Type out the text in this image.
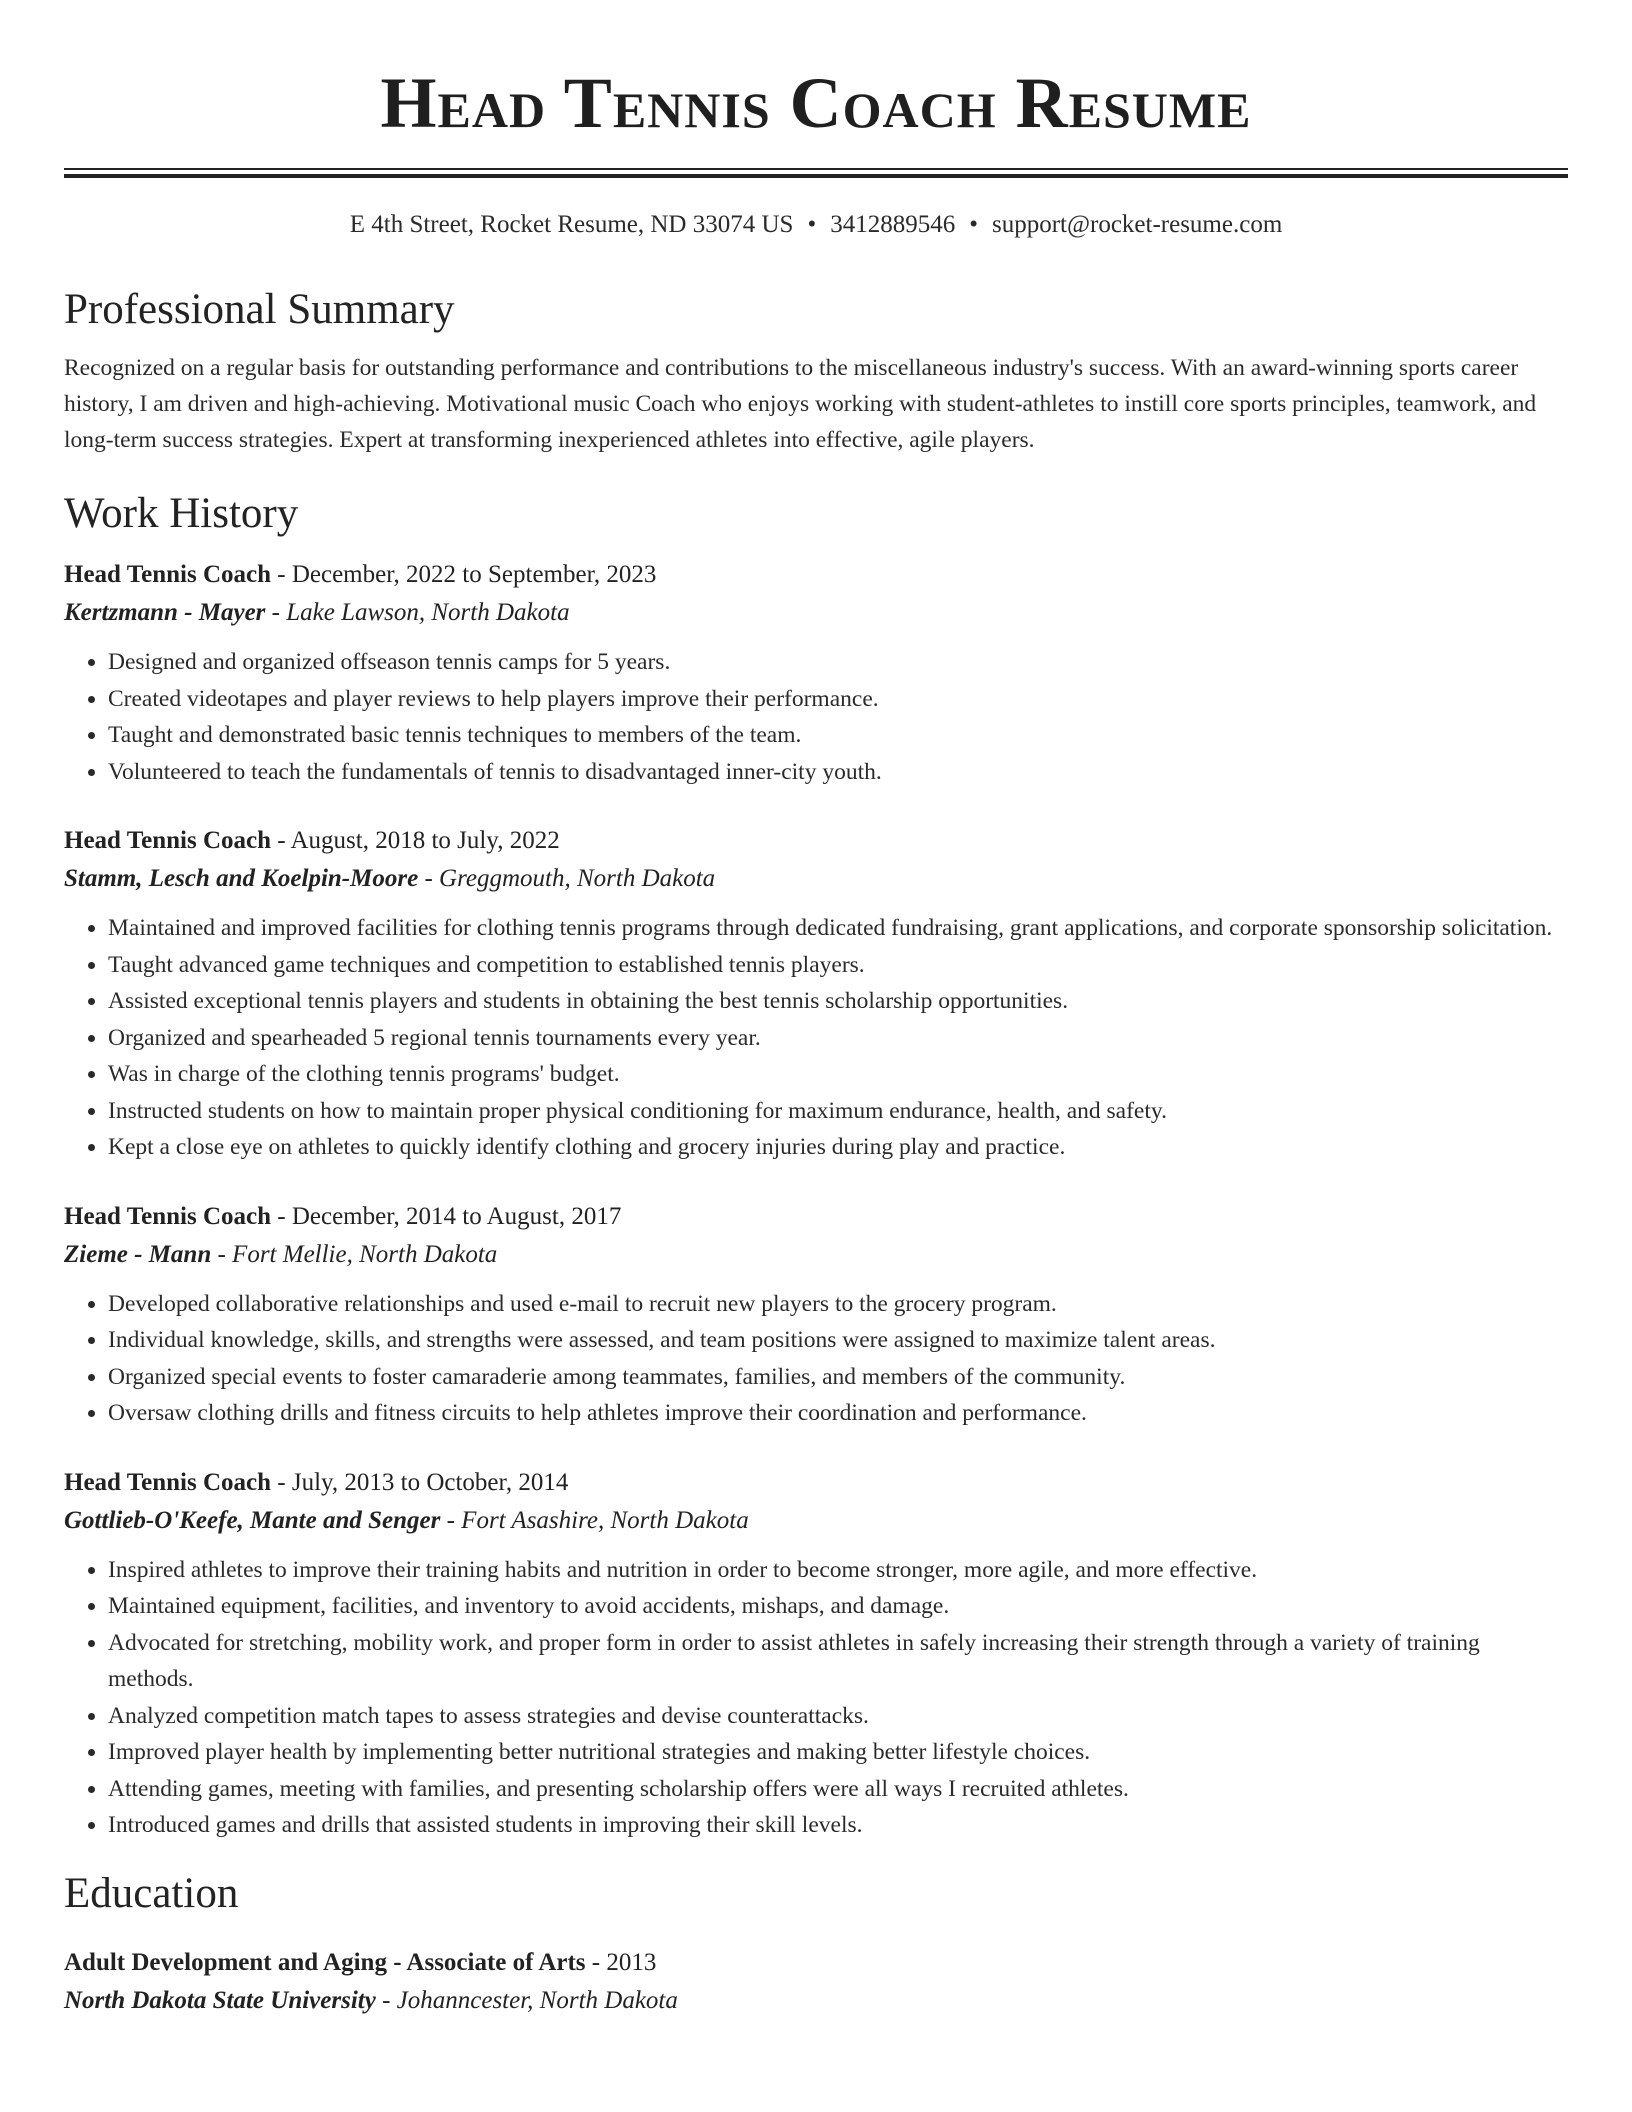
Head Tennis Coach Resume
E 4th Street, Rocket Resume, ND 33074 US • 3412889546 • support@rocket-resume.com
Professional Summary

Recognized on a regular basis for outstanding performance and contributions to the miscellaneous industry's success. With an award-winning sports career history, I am driven and high-achieving. Motivational music Coach who enjoys working with student-athletes to instill core sports principles, teamwork, and long-term success strategies. Expert at transforming inexperienced athletes into effective, agile players.

Work History
Head Tennis Coach - December, 2022 to September, 2023
Kertzmann - Mayer - Lake Lawson, North Dakota
• Designed and organized offseason tennis camps for 5 years.
• Created videotapes and player reviews to help players improve their performance.
• Taught and demonstrated basic tennis techniques to members of the team.
• Volunteered to teach the fundamentals of tennis to disadvantaged inner-city youth.
Head Tennis Coach - August, 2018 to July, 2022
Stamm, Lesch and Koelpin-Moore - Greggmouth, North Dakota
• Maintained and improved facilities for clothing tennis programs through dedicated fundraising, grant applications, and corporate sponsorship solicitation.
• Taught advanced game techniques and competition to established tennis players.
• Assisted exceptional tennis players and students in obtaining the best tennis scholarship opportunities.
• Organized and spearheaded 5 regional tennis tournaments every year.
• Was in charge of the clothing tennis programs' budget.
• Instructed students on how to maintain proper physical conditioning for maximum endurance, health, and safety.
• Kept a close eye on athletes to quickly identify clothing and grocery injuries during play and practice.
Head Tennis Coach - December, 2014 to August, 2017
Zieme - Mann - Fort Mellie, North Dakota
• Developed collaborative relationships and used e-mail to recruit new players to the grocery program.
• Individual knowledge, skills, and strengths were assessed, and team positions were assigned to maximize talent areas.
• Organized special events to foster camaraderie among teammates, families, and members of the community.
• Oversaw clothing drills and fitness circuits to help athletes improve their coordination and performance.
Head Tennis Coach - July, 2013 to October, 2014
Gottlieb-O'Keefe, Mante and Senger - Fort Asashire, North Dakota
• Inspired athletes to improve their training habits and nutrition in order to become stronger, more agile, and more effective.
• Maintained equipment, facilities, and inventory to avoid accidents, mishaps, and damage.
• Advocated for stretching, mobility work, and proper form in order to assist athletes in safely increasing their strength through a variety of training methods.
• Analyzed competition match tapes to assess strategies and devise counterattacks.
• Improved player health by implementing better nutritional strategies and making better lifestyle choices.
• Attending games, meeting with families, and presenting scholarship offers were all ways I recruited athletes.
• Introduced games and drills that assisted students in improving their skill levels.
Education
Adult Development and Aging - Associate of Arts - 2013
North Dakota State University - Johanncester, North Dakota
+ + +
> [Task prompt]: Filter the listing above by the word "techniques"; copy each line that passes.

> [Reply]:
• Taught and demonstrated basic tennis techniques to members of the team.
• Taught advanced game techniques and competition to established tennis players.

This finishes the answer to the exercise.